WHAT THE EXERCISE ASKS: Look through the material below. Copy every line with the string "title" in it.

** START OF DATASET CONTENT **

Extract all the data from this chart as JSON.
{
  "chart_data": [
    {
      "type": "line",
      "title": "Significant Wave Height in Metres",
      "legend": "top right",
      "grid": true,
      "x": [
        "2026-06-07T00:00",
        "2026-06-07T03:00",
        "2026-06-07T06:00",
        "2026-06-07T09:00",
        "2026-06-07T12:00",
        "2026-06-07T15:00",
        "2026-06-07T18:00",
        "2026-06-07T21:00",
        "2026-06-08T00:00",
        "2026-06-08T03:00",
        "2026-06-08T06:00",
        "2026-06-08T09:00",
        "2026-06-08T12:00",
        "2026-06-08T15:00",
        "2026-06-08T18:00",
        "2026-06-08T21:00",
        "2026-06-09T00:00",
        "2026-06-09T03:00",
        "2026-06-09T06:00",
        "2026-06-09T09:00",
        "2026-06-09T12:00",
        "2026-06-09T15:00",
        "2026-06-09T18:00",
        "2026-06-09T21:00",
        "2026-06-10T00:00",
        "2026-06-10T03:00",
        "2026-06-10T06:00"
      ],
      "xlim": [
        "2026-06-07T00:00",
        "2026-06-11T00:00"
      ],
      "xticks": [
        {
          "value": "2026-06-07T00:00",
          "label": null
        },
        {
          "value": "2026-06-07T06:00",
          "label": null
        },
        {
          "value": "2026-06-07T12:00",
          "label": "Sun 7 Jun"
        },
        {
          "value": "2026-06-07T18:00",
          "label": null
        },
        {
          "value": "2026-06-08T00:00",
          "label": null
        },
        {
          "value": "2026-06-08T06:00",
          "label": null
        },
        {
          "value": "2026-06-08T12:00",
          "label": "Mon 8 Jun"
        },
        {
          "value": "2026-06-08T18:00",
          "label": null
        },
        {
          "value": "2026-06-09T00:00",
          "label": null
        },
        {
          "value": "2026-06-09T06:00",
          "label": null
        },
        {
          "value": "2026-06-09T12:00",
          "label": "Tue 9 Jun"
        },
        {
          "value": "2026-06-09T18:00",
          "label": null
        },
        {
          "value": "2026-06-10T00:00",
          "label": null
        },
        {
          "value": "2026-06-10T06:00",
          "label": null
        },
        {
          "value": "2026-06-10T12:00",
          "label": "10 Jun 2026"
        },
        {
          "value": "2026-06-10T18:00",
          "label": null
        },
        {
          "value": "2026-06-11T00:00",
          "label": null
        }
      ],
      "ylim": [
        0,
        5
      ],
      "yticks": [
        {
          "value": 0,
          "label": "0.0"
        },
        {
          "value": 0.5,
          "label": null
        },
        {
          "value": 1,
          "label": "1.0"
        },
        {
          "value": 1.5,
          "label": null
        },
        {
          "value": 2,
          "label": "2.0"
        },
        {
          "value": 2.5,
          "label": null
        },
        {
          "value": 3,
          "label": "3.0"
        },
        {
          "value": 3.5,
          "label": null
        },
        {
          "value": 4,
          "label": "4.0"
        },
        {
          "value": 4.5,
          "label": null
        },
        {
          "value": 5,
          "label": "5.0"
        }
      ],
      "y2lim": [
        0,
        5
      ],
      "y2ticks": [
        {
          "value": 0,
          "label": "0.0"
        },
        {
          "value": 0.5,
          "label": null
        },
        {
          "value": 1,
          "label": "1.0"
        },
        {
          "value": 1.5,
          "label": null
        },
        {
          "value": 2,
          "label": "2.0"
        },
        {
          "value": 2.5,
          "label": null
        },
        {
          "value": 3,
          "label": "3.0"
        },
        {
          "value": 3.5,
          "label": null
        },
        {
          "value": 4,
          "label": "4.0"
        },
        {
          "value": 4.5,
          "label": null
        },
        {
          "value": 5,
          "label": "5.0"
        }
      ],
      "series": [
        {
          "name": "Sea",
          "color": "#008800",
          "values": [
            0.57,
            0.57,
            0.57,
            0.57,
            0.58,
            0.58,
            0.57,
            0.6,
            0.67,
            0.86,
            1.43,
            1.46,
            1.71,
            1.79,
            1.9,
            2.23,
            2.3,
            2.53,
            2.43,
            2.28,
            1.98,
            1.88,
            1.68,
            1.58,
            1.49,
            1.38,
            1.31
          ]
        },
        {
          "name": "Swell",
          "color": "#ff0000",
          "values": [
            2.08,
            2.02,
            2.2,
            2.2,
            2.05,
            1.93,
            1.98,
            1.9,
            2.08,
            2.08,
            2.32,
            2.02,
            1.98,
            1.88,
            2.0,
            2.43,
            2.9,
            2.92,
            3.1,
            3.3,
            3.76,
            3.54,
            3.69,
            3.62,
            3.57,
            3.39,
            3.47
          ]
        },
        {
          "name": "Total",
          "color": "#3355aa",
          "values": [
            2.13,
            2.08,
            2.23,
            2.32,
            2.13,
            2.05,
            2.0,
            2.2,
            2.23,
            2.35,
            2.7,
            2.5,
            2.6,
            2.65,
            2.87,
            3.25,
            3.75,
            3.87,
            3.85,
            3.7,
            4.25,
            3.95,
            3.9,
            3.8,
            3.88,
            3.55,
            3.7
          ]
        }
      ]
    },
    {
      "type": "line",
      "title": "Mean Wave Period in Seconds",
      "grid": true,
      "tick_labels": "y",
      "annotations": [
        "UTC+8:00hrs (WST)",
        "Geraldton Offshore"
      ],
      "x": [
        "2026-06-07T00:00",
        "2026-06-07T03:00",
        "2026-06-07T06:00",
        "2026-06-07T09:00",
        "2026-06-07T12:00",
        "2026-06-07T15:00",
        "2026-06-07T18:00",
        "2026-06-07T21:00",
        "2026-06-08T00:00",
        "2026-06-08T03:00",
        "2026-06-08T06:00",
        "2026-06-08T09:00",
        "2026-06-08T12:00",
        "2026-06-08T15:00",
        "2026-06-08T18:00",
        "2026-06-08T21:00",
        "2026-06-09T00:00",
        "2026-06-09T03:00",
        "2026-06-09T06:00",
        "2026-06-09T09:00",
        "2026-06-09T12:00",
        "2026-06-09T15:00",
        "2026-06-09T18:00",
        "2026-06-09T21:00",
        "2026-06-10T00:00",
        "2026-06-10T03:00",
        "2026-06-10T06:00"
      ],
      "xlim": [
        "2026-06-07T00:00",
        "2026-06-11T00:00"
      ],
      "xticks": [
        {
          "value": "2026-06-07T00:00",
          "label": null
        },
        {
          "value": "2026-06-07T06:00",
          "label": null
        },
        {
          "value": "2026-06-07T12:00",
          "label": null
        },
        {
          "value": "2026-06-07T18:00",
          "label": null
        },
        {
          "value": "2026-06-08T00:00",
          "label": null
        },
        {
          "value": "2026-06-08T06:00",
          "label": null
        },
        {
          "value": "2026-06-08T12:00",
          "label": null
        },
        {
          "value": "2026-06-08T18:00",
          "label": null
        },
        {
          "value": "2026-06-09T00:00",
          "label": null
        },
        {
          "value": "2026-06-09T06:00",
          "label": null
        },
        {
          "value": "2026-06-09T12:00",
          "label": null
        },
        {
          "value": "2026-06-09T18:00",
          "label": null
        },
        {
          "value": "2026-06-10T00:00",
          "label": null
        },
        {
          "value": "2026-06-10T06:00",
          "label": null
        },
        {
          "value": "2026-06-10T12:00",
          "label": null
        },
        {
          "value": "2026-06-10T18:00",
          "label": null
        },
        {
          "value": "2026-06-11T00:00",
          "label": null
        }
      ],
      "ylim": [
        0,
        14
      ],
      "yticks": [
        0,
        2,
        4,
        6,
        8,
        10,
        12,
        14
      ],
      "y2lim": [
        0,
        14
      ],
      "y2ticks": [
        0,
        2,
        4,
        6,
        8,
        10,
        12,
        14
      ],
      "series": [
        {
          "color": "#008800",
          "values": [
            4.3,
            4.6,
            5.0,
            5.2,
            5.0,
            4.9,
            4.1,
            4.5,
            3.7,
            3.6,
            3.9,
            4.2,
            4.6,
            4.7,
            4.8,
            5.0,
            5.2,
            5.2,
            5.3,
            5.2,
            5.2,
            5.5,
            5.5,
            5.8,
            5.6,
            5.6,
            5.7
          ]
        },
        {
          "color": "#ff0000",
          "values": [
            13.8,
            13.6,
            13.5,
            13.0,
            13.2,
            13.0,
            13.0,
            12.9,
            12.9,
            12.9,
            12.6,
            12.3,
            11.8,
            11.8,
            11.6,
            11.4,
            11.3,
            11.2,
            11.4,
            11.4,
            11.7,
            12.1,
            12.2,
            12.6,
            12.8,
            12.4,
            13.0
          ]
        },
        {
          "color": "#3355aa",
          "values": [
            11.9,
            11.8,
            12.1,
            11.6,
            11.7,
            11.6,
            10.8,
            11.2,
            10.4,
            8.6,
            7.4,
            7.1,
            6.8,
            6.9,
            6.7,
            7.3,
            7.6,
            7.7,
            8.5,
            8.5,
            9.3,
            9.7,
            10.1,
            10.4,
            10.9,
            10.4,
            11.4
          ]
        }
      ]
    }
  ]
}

** END OF DATASET CONTENT **

RESPONSE TO THIS EXERCISE:
      "title": "Significant Wave Height in Metres",
      "title": "Mean Wave Period in Seconds",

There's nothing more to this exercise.